··· GIVEN INFORMATION

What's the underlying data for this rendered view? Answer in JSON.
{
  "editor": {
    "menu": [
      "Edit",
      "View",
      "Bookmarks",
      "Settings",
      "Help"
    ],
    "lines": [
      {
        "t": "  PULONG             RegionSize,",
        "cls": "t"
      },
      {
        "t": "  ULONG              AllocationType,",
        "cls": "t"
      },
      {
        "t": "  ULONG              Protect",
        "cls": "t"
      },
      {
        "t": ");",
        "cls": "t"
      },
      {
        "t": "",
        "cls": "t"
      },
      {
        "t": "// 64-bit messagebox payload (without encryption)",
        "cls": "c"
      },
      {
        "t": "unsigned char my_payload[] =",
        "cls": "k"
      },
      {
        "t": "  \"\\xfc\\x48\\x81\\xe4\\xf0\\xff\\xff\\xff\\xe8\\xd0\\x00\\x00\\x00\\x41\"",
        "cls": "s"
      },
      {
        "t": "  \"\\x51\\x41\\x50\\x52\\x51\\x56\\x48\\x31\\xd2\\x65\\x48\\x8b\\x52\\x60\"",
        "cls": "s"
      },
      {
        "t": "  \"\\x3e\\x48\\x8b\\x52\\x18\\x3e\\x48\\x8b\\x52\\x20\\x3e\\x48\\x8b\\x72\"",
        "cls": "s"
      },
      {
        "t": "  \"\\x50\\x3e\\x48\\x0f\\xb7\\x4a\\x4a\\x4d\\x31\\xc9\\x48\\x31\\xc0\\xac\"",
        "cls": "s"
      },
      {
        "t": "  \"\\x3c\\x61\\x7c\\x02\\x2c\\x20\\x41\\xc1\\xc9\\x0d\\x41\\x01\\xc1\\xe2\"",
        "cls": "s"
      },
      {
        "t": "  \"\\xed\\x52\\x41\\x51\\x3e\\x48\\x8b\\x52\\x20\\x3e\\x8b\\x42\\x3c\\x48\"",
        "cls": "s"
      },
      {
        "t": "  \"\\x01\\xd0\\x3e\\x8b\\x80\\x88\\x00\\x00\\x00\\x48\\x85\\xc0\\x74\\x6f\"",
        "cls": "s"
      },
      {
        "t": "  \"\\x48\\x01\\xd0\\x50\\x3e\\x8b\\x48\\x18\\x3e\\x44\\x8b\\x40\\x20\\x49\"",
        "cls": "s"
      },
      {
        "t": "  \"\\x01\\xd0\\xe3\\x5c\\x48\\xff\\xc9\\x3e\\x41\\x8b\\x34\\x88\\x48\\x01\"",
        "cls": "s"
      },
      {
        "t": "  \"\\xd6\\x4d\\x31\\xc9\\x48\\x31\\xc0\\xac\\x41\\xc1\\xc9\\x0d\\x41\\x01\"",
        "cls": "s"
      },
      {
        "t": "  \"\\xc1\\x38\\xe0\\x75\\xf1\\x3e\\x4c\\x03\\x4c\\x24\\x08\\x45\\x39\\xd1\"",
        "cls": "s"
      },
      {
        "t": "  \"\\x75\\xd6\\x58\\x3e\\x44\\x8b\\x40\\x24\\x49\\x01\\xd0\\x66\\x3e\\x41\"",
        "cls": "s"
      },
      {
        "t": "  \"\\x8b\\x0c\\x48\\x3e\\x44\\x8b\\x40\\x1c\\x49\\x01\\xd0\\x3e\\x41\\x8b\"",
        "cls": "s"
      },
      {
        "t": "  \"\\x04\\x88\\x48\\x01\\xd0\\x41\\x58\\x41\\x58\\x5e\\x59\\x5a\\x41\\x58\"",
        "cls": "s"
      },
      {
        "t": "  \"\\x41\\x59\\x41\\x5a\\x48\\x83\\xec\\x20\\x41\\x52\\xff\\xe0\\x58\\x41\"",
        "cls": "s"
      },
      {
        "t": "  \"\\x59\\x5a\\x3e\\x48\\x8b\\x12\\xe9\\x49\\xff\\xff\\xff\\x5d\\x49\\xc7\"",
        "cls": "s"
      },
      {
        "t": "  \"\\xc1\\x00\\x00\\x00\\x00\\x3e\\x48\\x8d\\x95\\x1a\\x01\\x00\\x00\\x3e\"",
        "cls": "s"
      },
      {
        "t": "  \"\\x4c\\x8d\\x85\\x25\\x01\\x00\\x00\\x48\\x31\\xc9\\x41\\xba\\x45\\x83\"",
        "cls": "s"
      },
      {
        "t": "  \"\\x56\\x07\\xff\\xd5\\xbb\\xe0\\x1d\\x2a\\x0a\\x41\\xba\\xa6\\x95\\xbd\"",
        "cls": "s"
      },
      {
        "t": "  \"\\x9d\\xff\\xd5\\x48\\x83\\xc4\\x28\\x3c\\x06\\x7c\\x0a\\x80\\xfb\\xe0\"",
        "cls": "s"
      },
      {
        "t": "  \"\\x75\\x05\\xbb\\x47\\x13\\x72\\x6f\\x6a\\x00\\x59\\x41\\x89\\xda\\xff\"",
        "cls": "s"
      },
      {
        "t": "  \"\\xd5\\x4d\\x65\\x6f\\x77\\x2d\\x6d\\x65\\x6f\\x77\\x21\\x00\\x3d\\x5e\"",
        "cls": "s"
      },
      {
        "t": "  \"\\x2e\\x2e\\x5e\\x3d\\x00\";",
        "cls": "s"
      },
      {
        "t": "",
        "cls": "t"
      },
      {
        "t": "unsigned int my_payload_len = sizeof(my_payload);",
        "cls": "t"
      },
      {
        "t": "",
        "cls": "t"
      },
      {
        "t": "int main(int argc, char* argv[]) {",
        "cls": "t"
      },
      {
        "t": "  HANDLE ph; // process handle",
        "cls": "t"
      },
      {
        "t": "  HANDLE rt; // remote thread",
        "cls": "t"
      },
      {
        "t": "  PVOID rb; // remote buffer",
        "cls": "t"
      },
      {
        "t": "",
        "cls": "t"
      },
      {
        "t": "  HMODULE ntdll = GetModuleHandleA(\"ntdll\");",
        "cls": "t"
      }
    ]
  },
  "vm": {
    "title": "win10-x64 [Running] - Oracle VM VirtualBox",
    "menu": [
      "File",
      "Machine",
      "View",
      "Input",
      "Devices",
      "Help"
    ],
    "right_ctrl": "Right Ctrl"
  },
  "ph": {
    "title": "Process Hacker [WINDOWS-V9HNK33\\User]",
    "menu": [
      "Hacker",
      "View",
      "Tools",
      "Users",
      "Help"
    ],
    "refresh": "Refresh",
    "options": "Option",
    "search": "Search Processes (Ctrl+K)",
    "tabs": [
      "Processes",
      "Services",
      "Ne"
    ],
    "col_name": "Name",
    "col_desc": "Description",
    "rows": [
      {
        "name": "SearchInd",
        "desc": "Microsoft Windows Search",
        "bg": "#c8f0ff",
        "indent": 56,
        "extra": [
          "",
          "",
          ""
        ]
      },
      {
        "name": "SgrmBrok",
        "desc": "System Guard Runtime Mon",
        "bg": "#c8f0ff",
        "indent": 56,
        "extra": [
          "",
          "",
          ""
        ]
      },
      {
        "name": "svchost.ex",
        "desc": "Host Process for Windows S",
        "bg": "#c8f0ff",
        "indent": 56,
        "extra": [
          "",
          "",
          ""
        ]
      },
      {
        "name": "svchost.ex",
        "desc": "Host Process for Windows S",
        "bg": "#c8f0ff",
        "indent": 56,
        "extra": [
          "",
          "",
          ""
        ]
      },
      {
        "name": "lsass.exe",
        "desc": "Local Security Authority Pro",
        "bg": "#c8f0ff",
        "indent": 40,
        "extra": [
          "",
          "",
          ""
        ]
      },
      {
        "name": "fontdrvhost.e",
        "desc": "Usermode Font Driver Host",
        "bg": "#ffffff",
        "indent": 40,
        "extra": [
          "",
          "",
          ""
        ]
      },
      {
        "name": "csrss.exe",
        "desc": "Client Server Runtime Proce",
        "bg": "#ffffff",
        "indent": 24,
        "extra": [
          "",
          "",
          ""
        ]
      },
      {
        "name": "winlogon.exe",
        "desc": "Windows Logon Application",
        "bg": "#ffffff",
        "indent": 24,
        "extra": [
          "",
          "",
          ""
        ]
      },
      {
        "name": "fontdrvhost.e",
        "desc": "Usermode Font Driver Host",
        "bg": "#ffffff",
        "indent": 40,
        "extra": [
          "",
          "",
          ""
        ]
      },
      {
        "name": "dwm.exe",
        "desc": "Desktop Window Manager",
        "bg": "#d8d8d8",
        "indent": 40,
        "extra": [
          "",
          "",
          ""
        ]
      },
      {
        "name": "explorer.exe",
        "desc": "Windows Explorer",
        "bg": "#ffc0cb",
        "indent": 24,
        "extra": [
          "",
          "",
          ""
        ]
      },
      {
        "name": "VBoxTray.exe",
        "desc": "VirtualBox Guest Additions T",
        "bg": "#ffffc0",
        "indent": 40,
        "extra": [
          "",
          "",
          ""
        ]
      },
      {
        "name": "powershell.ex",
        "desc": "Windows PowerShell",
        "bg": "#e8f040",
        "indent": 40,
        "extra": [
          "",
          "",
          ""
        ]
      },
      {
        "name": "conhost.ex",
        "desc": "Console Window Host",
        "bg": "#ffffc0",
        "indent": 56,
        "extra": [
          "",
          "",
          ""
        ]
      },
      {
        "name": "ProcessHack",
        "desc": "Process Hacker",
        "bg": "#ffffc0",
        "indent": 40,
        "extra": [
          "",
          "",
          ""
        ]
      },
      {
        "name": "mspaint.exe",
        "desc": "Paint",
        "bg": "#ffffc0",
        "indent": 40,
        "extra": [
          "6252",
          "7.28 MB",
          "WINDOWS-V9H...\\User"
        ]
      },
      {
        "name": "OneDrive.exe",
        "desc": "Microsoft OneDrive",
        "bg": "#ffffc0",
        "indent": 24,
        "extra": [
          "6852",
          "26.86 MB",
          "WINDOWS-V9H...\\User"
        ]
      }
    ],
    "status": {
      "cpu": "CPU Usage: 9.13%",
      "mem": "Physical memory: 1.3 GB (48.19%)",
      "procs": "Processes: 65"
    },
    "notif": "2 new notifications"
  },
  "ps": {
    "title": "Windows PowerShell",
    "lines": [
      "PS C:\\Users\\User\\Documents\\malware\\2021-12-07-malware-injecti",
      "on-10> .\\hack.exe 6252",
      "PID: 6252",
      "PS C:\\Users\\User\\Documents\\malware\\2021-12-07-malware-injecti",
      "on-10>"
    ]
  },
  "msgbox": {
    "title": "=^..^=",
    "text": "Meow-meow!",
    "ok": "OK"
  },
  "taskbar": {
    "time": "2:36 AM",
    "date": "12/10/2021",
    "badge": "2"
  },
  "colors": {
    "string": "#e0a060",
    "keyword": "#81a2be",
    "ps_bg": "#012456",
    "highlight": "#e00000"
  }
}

······

DIRECTIONS FOR THIS TASK →
Pull every line containing "Processes" out of the records.

TASK SOLUTION →
    "search": "Search Processes (Ctrl+K)",
      "Processes",
      "procs": "Processes: 65"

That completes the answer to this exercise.